▶ Work to be completed
Repeat the material exactly as it appears.

- - - - -

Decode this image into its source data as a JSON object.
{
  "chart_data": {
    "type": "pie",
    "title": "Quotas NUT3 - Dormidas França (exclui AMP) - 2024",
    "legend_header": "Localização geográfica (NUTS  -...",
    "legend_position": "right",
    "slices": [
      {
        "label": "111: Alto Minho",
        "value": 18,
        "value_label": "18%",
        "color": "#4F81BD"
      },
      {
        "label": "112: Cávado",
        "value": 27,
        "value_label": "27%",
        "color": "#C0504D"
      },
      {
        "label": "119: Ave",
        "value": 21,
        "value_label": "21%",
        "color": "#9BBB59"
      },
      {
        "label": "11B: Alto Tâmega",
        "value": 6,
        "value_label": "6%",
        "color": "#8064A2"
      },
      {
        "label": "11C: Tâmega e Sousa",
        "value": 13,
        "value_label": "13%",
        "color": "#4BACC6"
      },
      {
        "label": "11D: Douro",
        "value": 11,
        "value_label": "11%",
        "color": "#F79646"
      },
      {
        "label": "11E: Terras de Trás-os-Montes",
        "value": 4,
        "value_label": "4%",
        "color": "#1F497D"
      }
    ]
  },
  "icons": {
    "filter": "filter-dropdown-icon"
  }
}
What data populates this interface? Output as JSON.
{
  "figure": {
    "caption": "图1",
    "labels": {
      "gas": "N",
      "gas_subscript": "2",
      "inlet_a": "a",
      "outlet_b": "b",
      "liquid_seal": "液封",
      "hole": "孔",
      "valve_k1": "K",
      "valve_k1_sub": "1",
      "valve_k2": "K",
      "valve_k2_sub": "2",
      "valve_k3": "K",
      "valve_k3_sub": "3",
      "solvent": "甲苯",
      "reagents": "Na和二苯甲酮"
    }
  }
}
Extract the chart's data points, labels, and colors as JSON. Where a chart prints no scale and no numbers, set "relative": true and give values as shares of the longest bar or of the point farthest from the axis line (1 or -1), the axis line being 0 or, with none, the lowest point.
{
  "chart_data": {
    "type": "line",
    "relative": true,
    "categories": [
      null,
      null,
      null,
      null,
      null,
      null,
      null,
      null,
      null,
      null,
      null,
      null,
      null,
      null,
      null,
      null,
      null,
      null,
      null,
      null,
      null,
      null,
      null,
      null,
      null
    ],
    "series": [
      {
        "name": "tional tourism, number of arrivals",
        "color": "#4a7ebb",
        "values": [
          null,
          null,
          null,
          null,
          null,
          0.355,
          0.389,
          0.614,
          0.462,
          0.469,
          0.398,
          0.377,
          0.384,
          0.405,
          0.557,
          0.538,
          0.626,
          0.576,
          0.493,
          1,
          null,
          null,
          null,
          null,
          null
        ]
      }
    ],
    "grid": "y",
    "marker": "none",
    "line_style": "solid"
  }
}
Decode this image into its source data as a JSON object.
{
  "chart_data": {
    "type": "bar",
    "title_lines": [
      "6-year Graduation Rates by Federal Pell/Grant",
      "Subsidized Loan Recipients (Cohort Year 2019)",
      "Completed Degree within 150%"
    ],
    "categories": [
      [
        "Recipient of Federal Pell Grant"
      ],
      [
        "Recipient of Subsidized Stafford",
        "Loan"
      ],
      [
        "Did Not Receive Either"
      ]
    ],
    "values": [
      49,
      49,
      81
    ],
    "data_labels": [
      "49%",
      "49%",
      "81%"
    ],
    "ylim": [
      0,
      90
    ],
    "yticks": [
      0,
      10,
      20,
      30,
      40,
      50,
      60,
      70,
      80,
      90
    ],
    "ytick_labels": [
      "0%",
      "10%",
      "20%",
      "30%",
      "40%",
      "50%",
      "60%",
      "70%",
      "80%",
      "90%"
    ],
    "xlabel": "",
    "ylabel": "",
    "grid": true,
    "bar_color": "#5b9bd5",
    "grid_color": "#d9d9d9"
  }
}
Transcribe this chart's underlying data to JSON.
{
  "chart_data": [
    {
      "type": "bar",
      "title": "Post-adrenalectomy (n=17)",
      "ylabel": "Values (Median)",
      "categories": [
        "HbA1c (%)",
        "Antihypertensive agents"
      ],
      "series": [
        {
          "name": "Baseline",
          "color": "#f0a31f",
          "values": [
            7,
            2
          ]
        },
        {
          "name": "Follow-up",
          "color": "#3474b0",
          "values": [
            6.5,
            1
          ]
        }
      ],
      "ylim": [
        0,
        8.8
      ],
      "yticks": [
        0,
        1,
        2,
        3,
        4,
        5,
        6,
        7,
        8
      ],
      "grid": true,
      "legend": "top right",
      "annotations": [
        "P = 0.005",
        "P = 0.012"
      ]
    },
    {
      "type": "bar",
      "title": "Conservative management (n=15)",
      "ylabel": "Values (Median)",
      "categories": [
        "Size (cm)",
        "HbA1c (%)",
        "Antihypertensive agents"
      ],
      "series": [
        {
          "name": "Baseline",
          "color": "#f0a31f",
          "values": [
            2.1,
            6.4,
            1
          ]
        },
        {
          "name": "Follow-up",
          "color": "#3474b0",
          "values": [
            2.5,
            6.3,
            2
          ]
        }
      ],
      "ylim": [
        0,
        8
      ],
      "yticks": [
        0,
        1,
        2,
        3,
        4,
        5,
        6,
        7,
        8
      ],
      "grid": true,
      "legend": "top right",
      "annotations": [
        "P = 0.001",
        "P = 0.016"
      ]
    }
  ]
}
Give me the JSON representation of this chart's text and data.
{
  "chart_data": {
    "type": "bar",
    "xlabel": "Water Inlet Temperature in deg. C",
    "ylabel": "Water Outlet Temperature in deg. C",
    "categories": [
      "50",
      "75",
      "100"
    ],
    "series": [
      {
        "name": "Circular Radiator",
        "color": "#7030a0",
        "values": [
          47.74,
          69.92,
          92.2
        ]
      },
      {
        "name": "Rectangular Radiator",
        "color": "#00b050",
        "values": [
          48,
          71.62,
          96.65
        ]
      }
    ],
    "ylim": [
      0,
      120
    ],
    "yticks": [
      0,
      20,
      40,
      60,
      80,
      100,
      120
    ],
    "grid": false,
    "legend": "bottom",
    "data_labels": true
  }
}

- - - - -

▶ Task response
Decode this image into its source data as a JSON object.
{
  "chart_data": {
    "type": "pie",
    "title": "Quotas NUT3 - Dormidas França (exclui AMP) - 2024",
    "legend_header": "Localização geográfica (NUTS  -...",
    "legend_position": "right",
    "slices": [
      {
        "label": "111: Alto Minho",
        "value": 18,
        "value_label": "18%",
        "color": "#4F81BD"
      },
      {
        "label": "112: Cávado",
        "value": 27,
        "value_label": "27%",
        "color": "#C0504D"
      },
      {
        "label": "119: Ave",
        "value": 21,
        "value_label": "21%",
        "color": "#9BBB59"
      },
      {
        "label": "11B: Alto Tâmega",
        "value": 6,
        "value_label": "6%",
        "color": "#8064A2"
      },
      {
        "label": "11C: Tâmega e Sousa",
        "value": 13,
        "value_label": "13%",
        "color": "#4BACC6"
      },
      {
        "label": "11D: Douro",
        "value": 11,
        "value_label": "11%",
        "color": "#F79646"
      },
      {
        "label": "11E: Terras de Trás-os-Montes",
        "value": 4,
        "value_label": "4%",
        "color": "#1F497D"
      }
    ]
  },
  "icons": {
    "filter": "filter-dropdown-icon"
  }
}
What data populates this interface? Output as JSON.
{
  "figure": {
    "caption": "图1",
    "labels": {
      "gas": "N",
      "gas_subscript": "2",
      "inlet_a": "a",
      "outlet_b": "b",
      "liquid_seal": "液封",
      "hole": "孔",
      "valve_k1": "K",
      "valve_k1_sub": "1",
      "valve_k2": "K",
      "valve_k2_sub": "2",
      "valve_k3": "K",
      "valve_k3_sub": "3",
      "solvent": "甲苯",
      "reagents": "Na和二苯甲酮"
    }
  }
}
Extract the chart's data points, labels, and colors as JSON. Where a chart prints no scale and no numbers, set "relative": true and give values as shares of the longest bar or of the point farthest from the axis line (1 or -1), the axis line being 0 or, with none, the lowest point.
{
  "chart_data": {
    "type": "line",
    "relative": true,
    "categories": [
      null,
      null,
      null,
      null,
      null,
      null,
      null,
      null,
      null,
      null,
      null,
      null,
      null,
      null,
      null,
      null,
      null,
      null,
      null,
      null,
      null,
      null,
      null,
      null,
      null
    ],
    "series": [
      {
        "name": "tional tourism, number of arrivals",
        "color": "#4a7ebb",
        "values": [
          null,
          null,
          null,
          null,
          null,
          0.355,
          0.389,
          0.614,
          0.462,
          0.469,
          0.398,
          0.377,
          0.384,
          0.405,
          0.557,
          0.538,
          0.626,
          0.576,
          0.493,
          1,
          null,
          null,
          null,
          null,
          null
        ]
      }
    ],
    "grid": "y",
    "marker": "none",
    "line_style": "solid"
  }
}
Decode this image into its source data as a JSON object.
{
  "chart_data": {
    "type": "bar",
    "title_lines": [
      "6-year Graduation Rates by Federal Pell/Grant",
      "Subsidized Loan Recipients (Cohort Year 2019)",
      "Completed Degree within 150%"
    ],
    "categories": [
      [
        "Recipient of Federal Pell Grant"
      ],
      [
        "Recipient of Subsidized Stafford",
        "Loan"
      ],
      [
        "Did Not Receive Either"
      ]
    ],
    "values": [
      49,
      49,
      81
    ],
    "data_labels": [
      "49%",
      "49%",
      "81%"
    ],
    "ylim": [
      0,
      90
    ],
    "yticks": [
      0,
      10,
      20,
      30,
      40,
      50,
      60,
      70,
      80,
      90
    ],
    "ytick_labels": [
      "0%",
      "10%",
      "20%",
      "30%",
      "40%",
      "50%",
      "60%",
      "70%",
      "80%",
      "90%"
    ],
    "xlabel": "",
    "ylabel": "",
    "grid": true,
    "bar_color": "#5b9bd5",
    "grid_color": "#d9d9d9"
  }
}
Transcribe this chart's underlying data to JSON.
{
  "chart_data": [
    {
      "type": "bar",
      "title": "Post-adrenalectomy (n=17)",
      "ylabel": "Values (Median)",
      "categories": [
        "HbA1c (%)",
        "Antihypertensive agents"
      ],
      "series": [
        {
          "name": "Baseline",
          "color": "#f0a31f",
          "values": [
            7,
            2
          ]
        },
        {
          "name": "Follow-up",
          "color": "#3474b0",
          "values": [
            6.5,
            1
          ]
        }
      ],
      "ylim": [
        0,
        8.8
      ],
      "yticks": [
        0,
        1,
        2,
        3,
        4,
        5,
        6,
        7,
        8
      ],
      "grid": true,
      "legend": "top right",
      "annotations": [
        "P = 0.005",
        "P = 0.012"
      ]
    },
    {
      "type": "bar",
      "title": "Conservative management (n=15)",
      "ylabel": "Values (Median)",
      "categories": [
        "Size (cm)",
        "HbA1c (%)",
        "Antihypertensive agents"
      ],
      "series": [
        {
          "name": "Baseline",
          "color": "#f0a31f",
          "values": [
            2.1,
            6.4,
            1
          ]
        },
        {
          "name": "Follow-up",
          "color": "#3474b0",
          "values": [
            2.5,
            6.3,
            2
          ]
        }
      ],
      "ylim": [
        0,
        8
      ],
      "yticks": [
        0,
        1,
        2,
        3,
        4,
        5,
        6,
        7,
        8
      ],
      "grid": true,
      "legend": "top right",
      "annotations": [
        "P = 0.001",
        "P = 0.016"
      ]
    }
  ]
}
Give me the JSON representation of this chart's text and data.
{
  "chart_data": {
    "type": "bar",
    "xlabel": "Water Inlet Temperature in deg. C",
    "ylabel": "Water Outlet Temperature in deg. C",
    "categories": [
      "50",
      "75",
      "100"
    ],
    "series": [
      {
        "name": "Circular Radiator",
        "color": "#7030a0",
        "values": [
          47.74,
          69.92,
          92.2
        ]
      },
      {
        "name": "Rectangular Radiator",
        "color": "#00b050",
        "values": [
          48,
          71.62,
          96.65
        ]
      }
    ],
    "ylim": [
      0,
      120
    ],
    "yticks": [
      0,
      20,
      40,
      60,
      80,
      100,
      120
    ],
    "grid": false,
    "legend": "bottom",
    "data_labels": true
  }
}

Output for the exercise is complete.